ROWS »

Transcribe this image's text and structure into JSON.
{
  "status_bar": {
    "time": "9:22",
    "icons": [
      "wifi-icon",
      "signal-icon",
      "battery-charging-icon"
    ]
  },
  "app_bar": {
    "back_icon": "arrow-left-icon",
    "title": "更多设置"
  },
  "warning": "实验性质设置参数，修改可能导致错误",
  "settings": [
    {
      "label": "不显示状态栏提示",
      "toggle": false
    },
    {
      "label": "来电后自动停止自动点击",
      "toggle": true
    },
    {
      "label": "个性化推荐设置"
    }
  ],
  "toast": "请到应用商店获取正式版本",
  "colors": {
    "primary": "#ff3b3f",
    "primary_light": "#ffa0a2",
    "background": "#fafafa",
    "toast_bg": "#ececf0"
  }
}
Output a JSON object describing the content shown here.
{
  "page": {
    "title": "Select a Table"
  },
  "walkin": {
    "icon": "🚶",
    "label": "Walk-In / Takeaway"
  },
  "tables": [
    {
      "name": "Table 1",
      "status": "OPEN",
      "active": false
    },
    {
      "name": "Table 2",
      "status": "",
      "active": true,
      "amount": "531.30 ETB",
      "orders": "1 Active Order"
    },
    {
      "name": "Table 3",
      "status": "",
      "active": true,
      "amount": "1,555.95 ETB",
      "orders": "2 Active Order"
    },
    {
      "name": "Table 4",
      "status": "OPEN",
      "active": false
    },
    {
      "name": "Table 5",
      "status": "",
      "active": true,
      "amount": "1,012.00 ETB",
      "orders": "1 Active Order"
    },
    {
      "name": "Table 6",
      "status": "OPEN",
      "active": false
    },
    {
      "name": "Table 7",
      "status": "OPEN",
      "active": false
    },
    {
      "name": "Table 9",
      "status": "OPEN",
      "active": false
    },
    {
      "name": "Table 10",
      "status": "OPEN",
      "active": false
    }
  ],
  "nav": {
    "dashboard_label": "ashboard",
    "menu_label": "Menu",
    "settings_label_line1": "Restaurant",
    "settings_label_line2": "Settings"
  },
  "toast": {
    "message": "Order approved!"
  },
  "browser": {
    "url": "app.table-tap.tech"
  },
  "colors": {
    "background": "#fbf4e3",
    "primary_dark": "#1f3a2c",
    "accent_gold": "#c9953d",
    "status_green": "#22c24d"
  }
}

THE TASK » Copy out the data shown above without altering anything.

RESULT OF THIS EXERCISE »
Transcribe this image's text and structure into JSON.
{
  "status_bar": {
    "time": "9:22",
    "icons": [
      "wifi-icon",
      "signal-icon",
      "battery-charging-icon"
    ]
  },
  "app_bar": {
    "back_icon": "arrow-left-icon",
    "title": "更多设置"
  },
  "warning": "实验性质设置参数，修改可能导致错误",
  "settings": [
    {
      "label": "不显示状态栏提示",
      "toggle": false
    },
    {
      "label": "来电后自动停止自动点击",
      "toggle": true
    },
    {
      "label": "个性化推荐设置"
    }
  ],
  "toast": "请到应用商店获取正式版本",
  "colors": {
    "primary": "#ff3b3f",
    "primary_light": "#ffa0a2",
    "background": "#fafafa",
    "toast_bg": "#ececf0"
  }
}
Output a JSON object describing the content shown here.
{
  "page": {
    "title": "Select a Table"
  },
  "walkin": {
    "icon": "🚶",
    "label": "Walk-In / Takeaway"
  },
  "tables": [
    {
      "name": "Table 1",
      "status": "OPEN",
      "active": false
    },
    {
      "name": "Table 2",
      "status": "",
      "active": true,
      "amount": "531.30 ETB",
      "orders": "1 Active Order"
    },
    {
      "name": "Table 3",
      "status": "",
      "active": true,
      "amount": "1,555.95 ETB",
      "orders": "2 Active Order"
    },
    {
      "name": "Table 4",
      "status": "OPEN",
      "active": false
    },
    {
      "name": "Table 5",
      "status": "",
      "active": true,
      "amount": "1,012.00 ETB",
      "orders": "1 Active Order"
    },
    {
      "name": "Table 6",
      "status": "OPEN",
      "active": false
    },
    {
      "name": "Table 7",
      "status": "OPEN",
      "active": false
    },
    {
      "name": "Table 9",
      "status": "OPEN",
      "active": false
    },
    {
      "name": "Table 10",
      "status": "OPEN",
      "active": false
    }
  ],
  "nav": {
    "dashboard_label": "ashboard",
    "menu_label": "Menu",
    "settings_label_line1": "Restaurant",
    "settings_label_line2": "Settings"
  },
  "toast": {
    "message": "Order approved!"
  },
  "browser": {
    "url": "app.table-tap.tech"
  },
  "colors": {
    "background": "#fbf4e3",
    "primary_dark": "#1f3a2c",
    "accent_gold": "#c9953d",
    "status_green": "#22c24d"
  }
}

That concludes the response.